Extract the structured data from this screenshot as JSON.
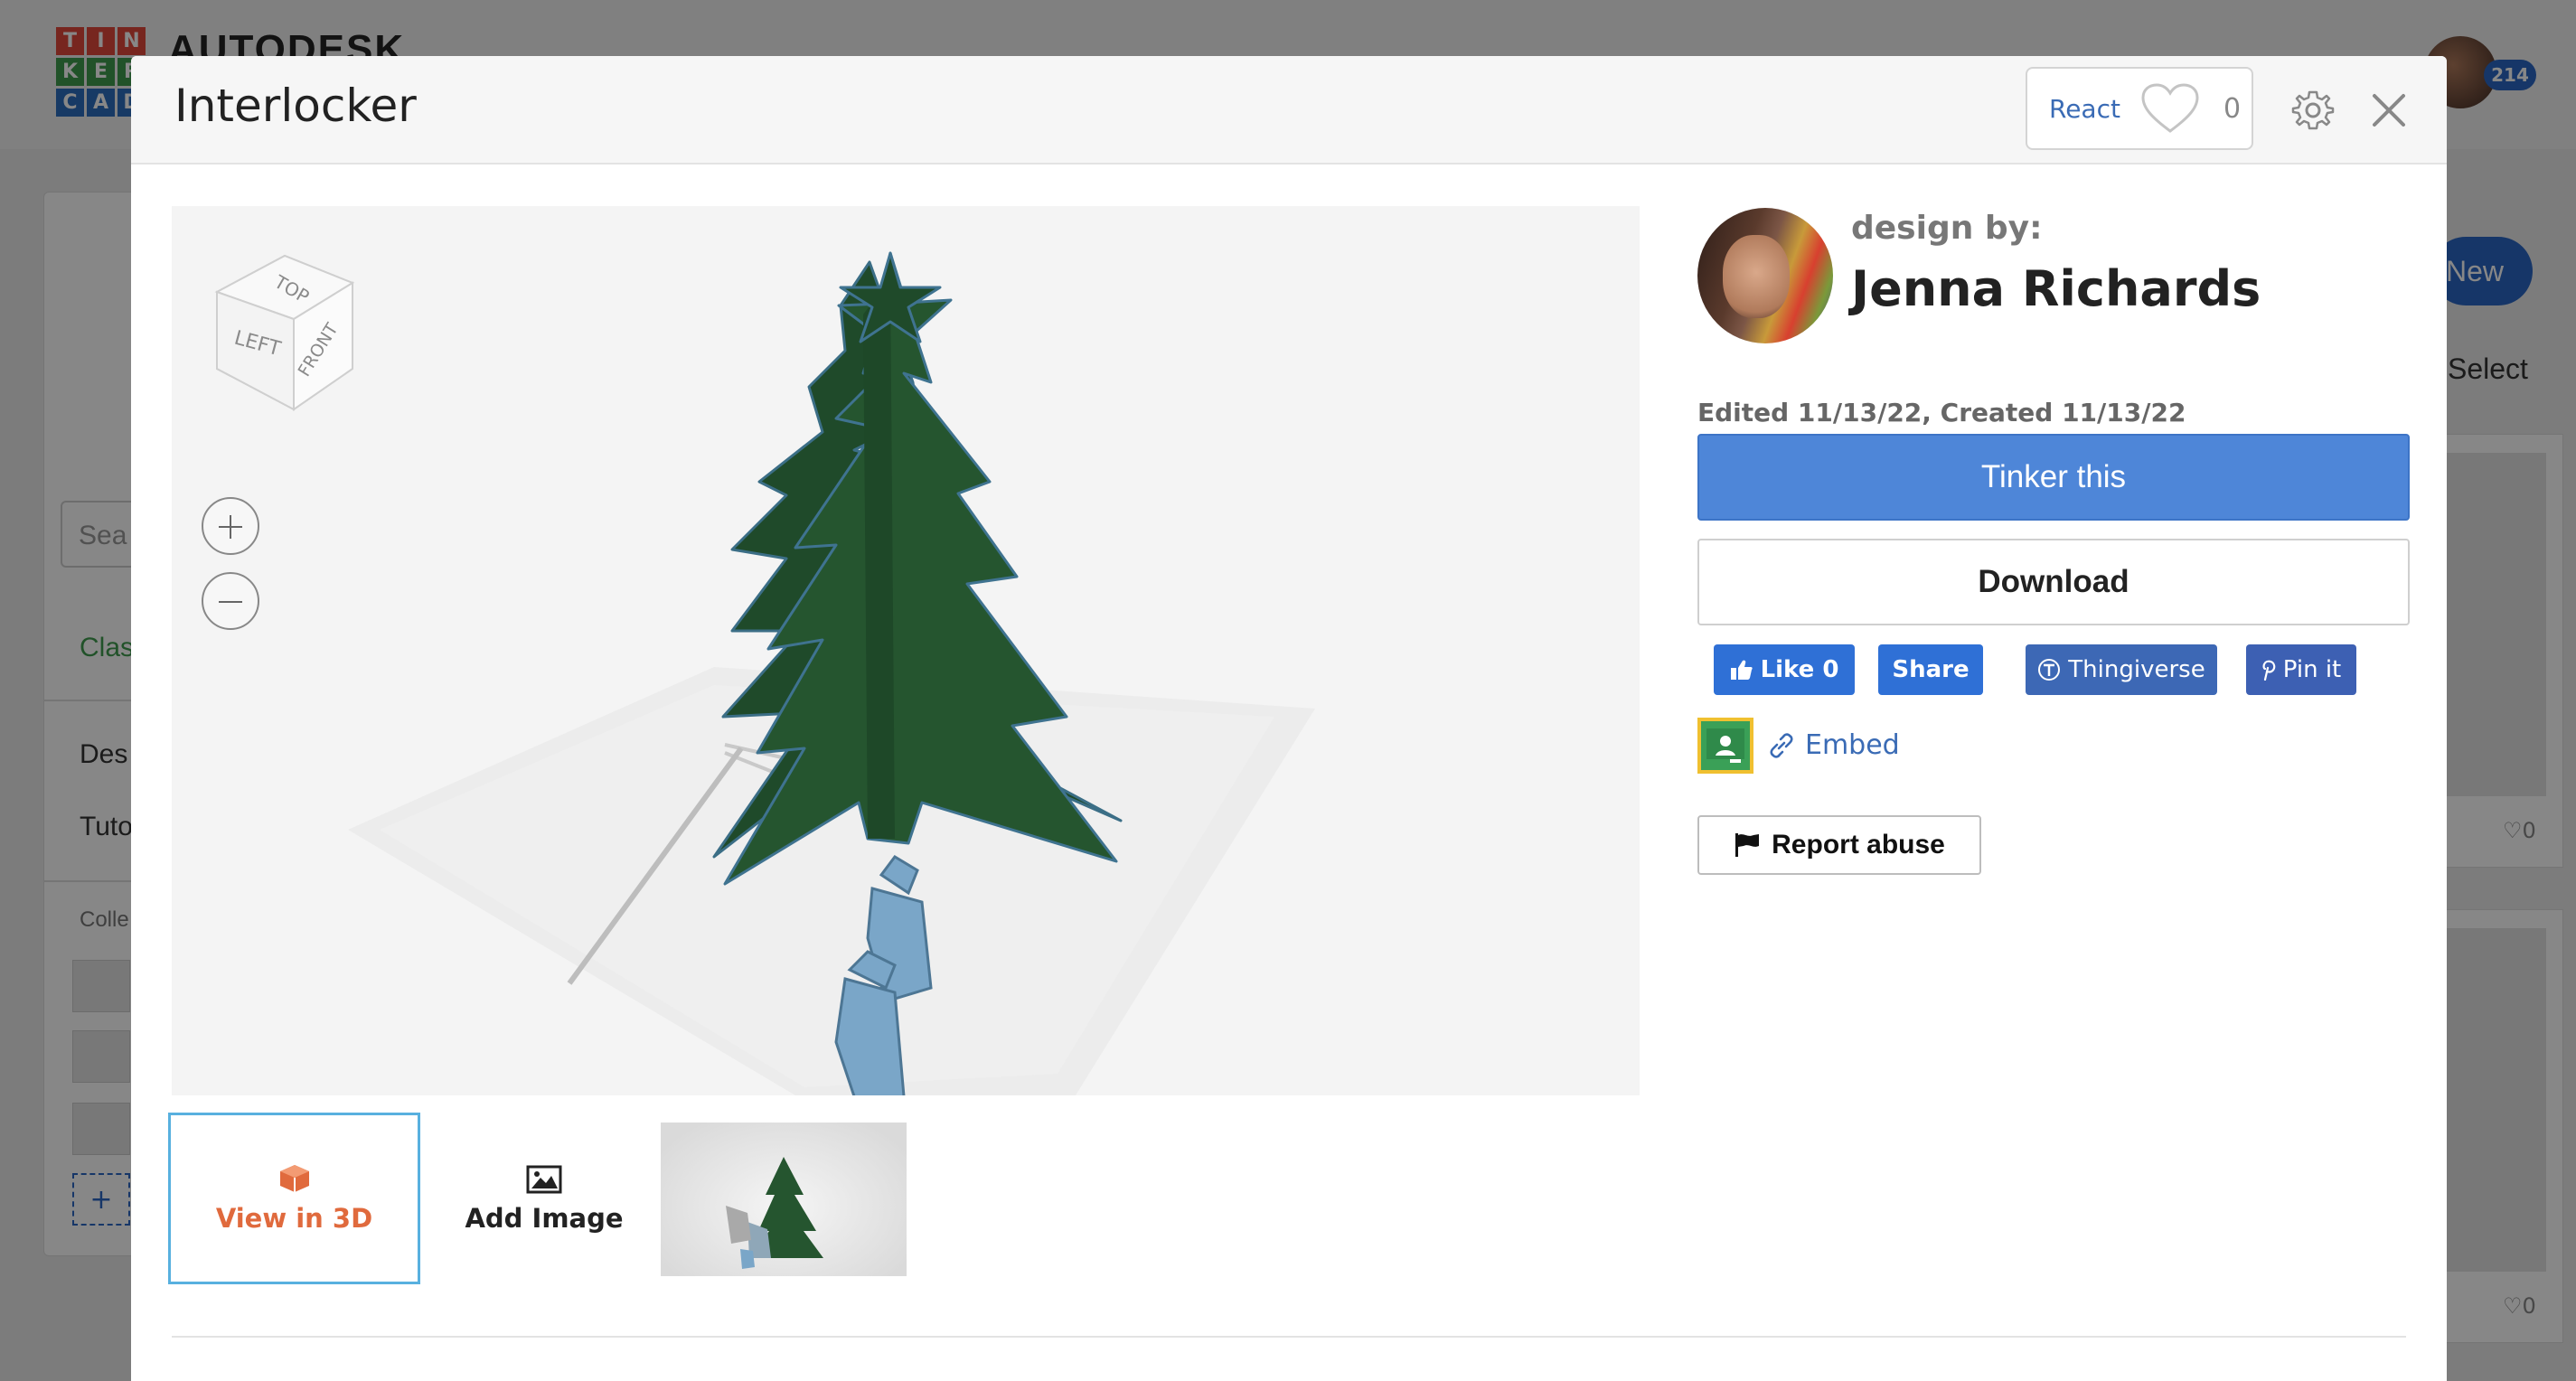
{
  "background": {
    "logo_letters": [
      "T",
      "I",
      "N",
      "K",
      "E",
      "R",
      "C",
      "A",
      "D"
    ],
    "logo_colors": [
      "#e0493b",
      "#e0493b",
      "#e0493b",
      "#3f9b4f",
      "#3f9b4f",
      "#3f9b4f",
      "#2c6fbf",
      "#2c6fbf",
      "#2c6fbf"
    ],
    "brand": "AUTODESK",
    "notification_count": "214",
    "search_placeholder": "Sea",
    "sidebar_items": [
      "Clas",
      "Des",
      "Tuto",
      "Colle"
    ],
    "new_button": "New",
    "select_label": "Select",
    "card_likes": [
      "♡0",
      "♡0"
    ]
  },
  "modal": {
    "title": "Interlocker",
    "react": {
      "label": "React",
      "count": "0"
    }
  },
  "viewer": {
    "cube_faces": {
      "top": "TOP",
      "left": "LEFT",
      "front": "FRONT"
    },
    "tree_color": "#24532f",
    "gift_color": "#7aa6c8"
  },
  "thumbnails": {
    "view3d_label": "View in 3D",
    "add_image_label": "Add Image"
  },
  "author": {
    "design_by": "design by:",
    "name": "Jenna Richards",
    "dates": "Edited 11/13/22, Created 11/13/22"
  },
  "actions": {
    "tinker": "Tinker this",
    "download": "Download",
    "like": "Like 0",
    "share": "Share",
    "thingiverse": "Thingiverse",
    "pin": "Pin it",
    "embed": "Embed",
    "report": "Report abuse"
  },
  "colors": {
    "primary": "#4e86d8",
    "link": "#3a6bb5",
    "accent_orange": "#e06a3d",
    "selected_border": "#58b0df"
  }
}
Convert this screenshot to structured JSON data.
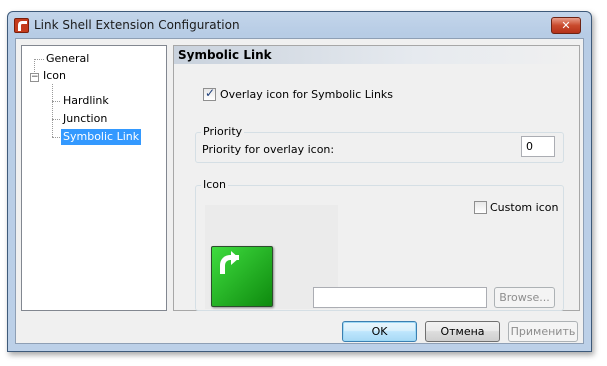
{
  "window": {
    "title": "Link Shell Extension Configuration",
    "close_label": "✕"
  },
  "tree": {
    "items": [
      {
        "label": "General"
      },
      {
        "label": "Icon",
        "expander": "−"
      },
      {
        "label": "Hardlink"
      },
      {
        "label": "Junction"
      },
      {
        "label": "Symbolic Link",
        "selected": true
      }
    ]
  },
  "content": {
    "header": "Symbolic Link",
    "overlay_checkbox": {
      "label": "Overlay icon for Symbolic Links",
      "checked": true
    },
    "priority_group": {
      "title": "Priority",
      "label": "Priority for overlay icon:",
      "value": "0"
    },
    "icon_group": {
      "title": "Icon",
      "custom_icon": {
        "label": "Custom icon",
        "checked": false
      },
      "path_value": "",
      "browse_label": "Browse..."
    }
  },
  "buttons": {
    "ok": "OK",
    "cancel": "Отмена",
    "apply": "Применить"
  },
  "colors": {
    "selection": "#3399ff",
    "titlebar": "#bcd0e8",
    "close_button": "#c94a2c"
  }
}
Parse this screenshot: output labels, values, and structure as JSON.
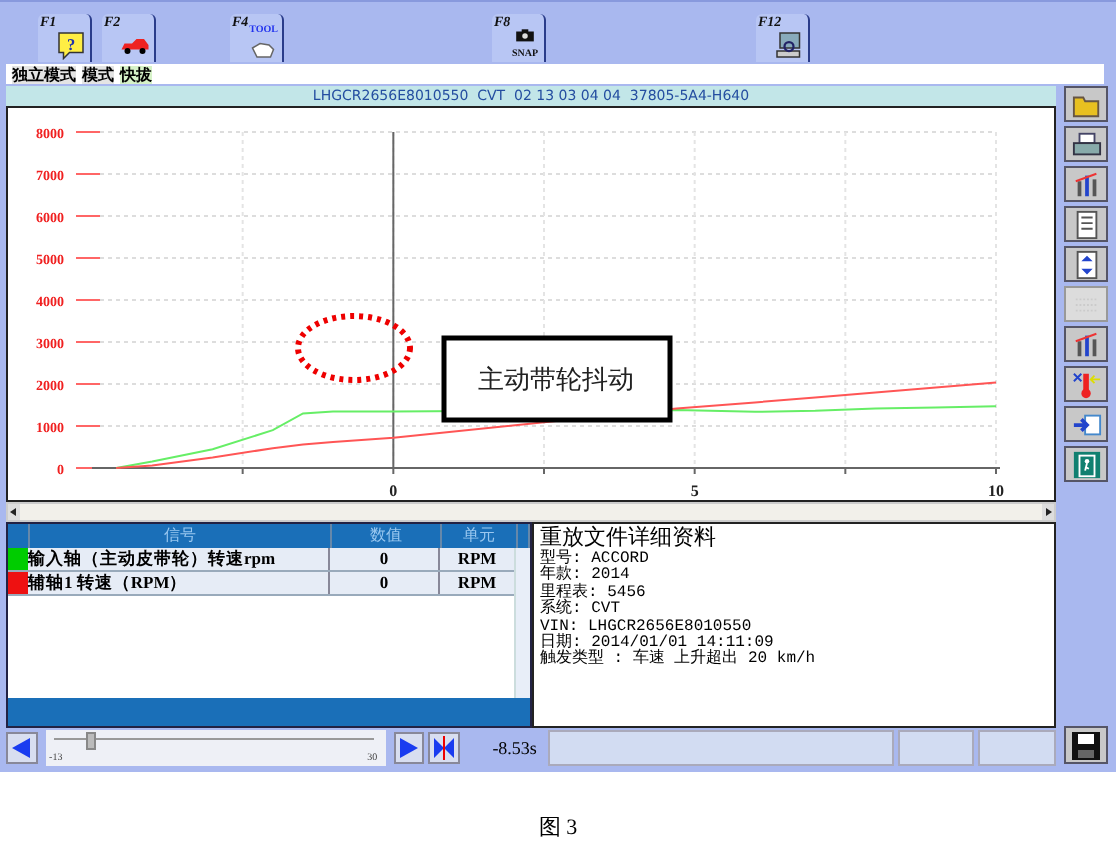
{
  "function_keys": [
    {
      "key": "F1",
      "badge": "?"
    },
    {
      "key": "F2"
    },
    {
      "key": "F4",
      "badge": "TOOL"
    },
    {
      "key": "F8",
      "badge": "SNAP"
    },
    {
      "key": "F12"
    }
  ],
  "modes": [
    {
      "label": "独立模式",
      "selected": false
    },
    {
      "label": "模式",
      "selected": false
    },
    {
      "label": "快拔",
      "selected": true
    }
  ],
  "header": "LHGCR2656E8010550  CVT  02 13 03 04 04  37805-5A4-H640",
  "chart": {
    "chart_data": {
      "type": "line",
      "x": [
        -4.6,
        -4,
        -3,
        -2,
        -1.5,
        -1,
        0,
        4.7,
        6,
        7,
        8,
        9,
        10
      ],
      "series": [
        {
          "name": "输入轴（主动皮带轮）转速rpm",
          "color": "#66ee66",
          "values": [
            0,
            150,
            450,
            900,
            1300,
            1350,
            1350,
            1380,
            1340,
            1360,
            1420,
            1440,
            1470
          ]
        },
        {
          "name": "辅轴1 转速（RPM）",
          "color": "#ff5555",
          "values": [
            0,
            60,
            250,
            470,
            560,
            620,
            720,
            1420,
            1560,
            1680,
            1800,
            1920,
            2040
          ]
        }
      ],
      "grid": true,
      "xlim": [
        -5,
        10
      ],
      "ylim": [
        0,
        8000
      ],
      "xticks": [
        0,
        5,
        10
      ],
      "yticks": [
        0,
        1000,
        2000,
        3000,
        4000,
        5000,
        6000,
        7000,
        8000
      ],
      "annotations": [
        {
          "text": "主动带轮抖动"
        }
      ]
    }
  },
  "side_tools": [
    {
      "disabled": false
    },
    {
      "disabled": false
    },
    {
      "disabled": false
    },
    {
      "disabled": false
    },
    {
      "disabled": false
    },
    {
      "disabled": true
    },
    {
      "disabled": false
    },
    {
      "disabled": false
    },
    {
      "disabled": false
    },
    {
      "disabled": false
    }
  ],
  "table": {
    "columns": [
      "信号",
      "数值",
      "单元"
    ],
    "rows": [
      {
        "color": "#00cc00",
        "value": "0",
        "unit": "RPM"
      },
      {
        "color": "#ee1111",
        "value": "0",
        "unit": "RPM"
      }
    ]
  },
  "details": {
    "title": "重放文件详细资料",
    "lines": [
      "型号: ACCORD",
      "年款: 2014",
      "里程表:  5456",
      "系统: CVT",
      "VIN: LHGCR2656E8010550",
      "日期: 2014/01/01 14:11:09",
      "触发类型 : 车速 上升超出 20 km/h"
    ]
  },
  "playback": {
    "min_label": "-13",
    "max_label": "30",
    "level": 0.1,
    "time": "-8.53s"
  },
  "caption": "图 3"
}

------------------------

Task: Quote every entry exactly, with the pictures omitted.

Completed task:
Extract the structured data from this screenshot as JSON.
{
  "background": {
    "logo_letters": [
      "T",
      "I",
      "N",
      "K",
      "E",
      "R",
      "C",
      "A",
      "D"
    ],
    "logo_colors": [
      "#e0493b",
      "#e0493b",
      "#e0493b",
      "#3f9b4f",
      "#3f9b4f",
      "#3f9b4f",
      "#2c6fbf",
      "#2c6fbf",
      "#2c6fbf"
    ],
    "brand": "AUTODESK",
    "notification_count": "214",
    "search_placeholder": "Sea",
    "sidebar_items": [
      "Clas",
      "Des",
      "Tuto",
      "Colle"
    ],
    "new_button": "New",
    "select_label": "Select",
    "card_likes": [
      "♡0",
      "♡0"
    ]
  },
  "modal": {
    "title": "Interlocker",
    "react": {
      "label": "React",
      "count": "0"
    }
  },
  "viewer": {
    "cube_faces": {
      "top": "TOP",
      "left": "LEFT",
      "front": "FRONT"
    },
    "tree_color": "#24532f",
    "gift_color": "#7aa6c8"
  },
  "thumbnails": {
    "view3d_label": "View in 3D",
    "add_image_label": "Add Image"
  },
  "author": {
    "design_by": "design by:",
    "name": "Jenna Richards",
    "dates": "Edited 11/13/22, Created 11/13/22"
  },
  "actions": {
    "tinker": "Tinker this",
    "download": "Download",
    "like": "Like 0",
    "share": "Share",
    "thingiverse": "Thingiverse",
    "pin": "Pin it",
    "embed": "Embed",
    "report": "Report abuse"
  },
  "colors": {
    "primary": "#4e86d8",
    "link": "#3a6bb5",
    "accent_orange": "#e06a3d",
    "selected_border": "#58b0df"
  }
}
Convert this screenshot to structured JSON data.
{
  "window": {
    "title": "Link Shell Extension Configuration",
    "close_label": "✕"
  },
  "tree": {
    "items": [
      {
        "label": "General"
      },
      {
        "label": "Icon",
        "expander": "−"
      },
      {
        "label": "Hardlink"
      },
      {
        "label": "Junction"
      },
      {
        "label": "Symbolic Link",
        "selected": true
      }
    ]
  },
  "content": {
    "header": "Symbolic Link",
    "overlay_checkbox": {
      "label": "Overlay icon for Symbolic Links",
      "checked": true
    },
    "priority_group": {
      "title": "Priority",
      "label": "Priority for overlay icon:",
      "value": "0"
    },
    "icon_group": {
      "title": "Icon",
      "custom_icon": {
        "label": "Custom icon",
        "checked": false
      },
      "path_value": "",
      "browse_label": "Browse..."
    }
  },
  "buttons": {
    "ok": "OK",
    "cancel": "Отмена",
    "apply": "Применить"
  },
  "colors": {
    "selection": "#3399ff",
    "titlebar": "#bcd0e8",
    "close_button": "#c94a2c"
  }
}
Parse this screenshot: output labels, values, and structure as JSON.
{
  "function_keys": [
    {
      "key": "F1",
      "badge": "?"
    },
    {
      "key": "F2"
    },
    {
      "key": "F4",
      "badge": "TOOL"
    },
    {
      "key": "F8",
      "badge": "SNAP"
    },
    {
      "key": "F12"
    }
  ],
  "modes": [
    {
      "label": "独立模式",
      "selected": false
    },
    {
      "label": "模式",
      "selected": false
    },
    {
      "label": "快拔",
      "selected": true
    }
  ],
  "header": "LHGCR2656E8010550  CVT  02 13 03 04 04  37805-5A4-H640",
  "chart": {
    "chart_data": {
      "type": "line",
      "x": [
        -4.6,
        -4,
        -3,
        -2,
        -1.5,
        -1,
        0,
        4.7,
        6,
        7,
        8,
        9,
        10
      ],
      "series": [
        {
          "name": "输入轴（主动皮带轮）转速rpm",
          "color": "#66ee66",
          "values": [
            0,
            150,
            450,
            900,
            1300,
            1350,
            1350,
            1380,
            1340,
            1360,
            1420,
            1440,
            1470
          ]
        },
        {
          "name": "辅轴1 转速（RPM）",
          "color": "#ff5555",
          "values": [
            0,
            60,
            250,
            470,
            560,
            620,
            720,
            1420,
            1560,
            1680,
            1800,
            1920,
            2040
          ]
        }
      ],
      "grid": true,
      "xlim": [
        -5,
        10
      ],
      "ylim": [
        0,
        8000
      ],
      "xticks": [
        0,
        5,
        10
      ],
      "yticks": [
        0,
        1000,
        2000,
        3000,
        4000,
        5000,
        6000,
        7000,
        8000
      ],
      "annotations": [
        {
          "text": "主动带轮抖动"
        }
      ]
    }
  },
  "side_tools": [
    {
      "disabled": false
    },
    {
      "disabled": false
    },
    {
      "disabled": false
    },
    {
      "disabled": false
    },
    {
      "disabled": false
    },
    {
      "disabled": true
    },
    {
      "disabled": false
    },
    {
      "disabled": false
    },
    {
      "disabled": false
    },
    {
      "disabled": false
    }
  ],
  "table": {
    "columns": [
      "信号",
      "数值",
      "单元"
    ],
    "rows": [
      {
        "color": "#00cc00",
        "value": "0",
        "unit": "RPM"
      },
      {
        "color": "#ee1111",
        "value": "0",
        "unit": "RPM"
      }
    ]
  },
  "details": {
    "title": "重放文件详细资料",
    "lines": [
      "型号: ACCORD",
      "年款: 2014",
      "里程表:  5456",
      "系统: CVT",
      "VIN: LHGCR2656E8010550",
      "日期: 2014/01/01 14:11:09",
      "触发类型 : 车速 上升超出 20 km/h"
    ]
  },
  "playback": {
    "min_label": "-13",
    "max_label": "30",
    "level": 0.1,
    "time": "-8.53s"
  },
  "caption": "图 3"
}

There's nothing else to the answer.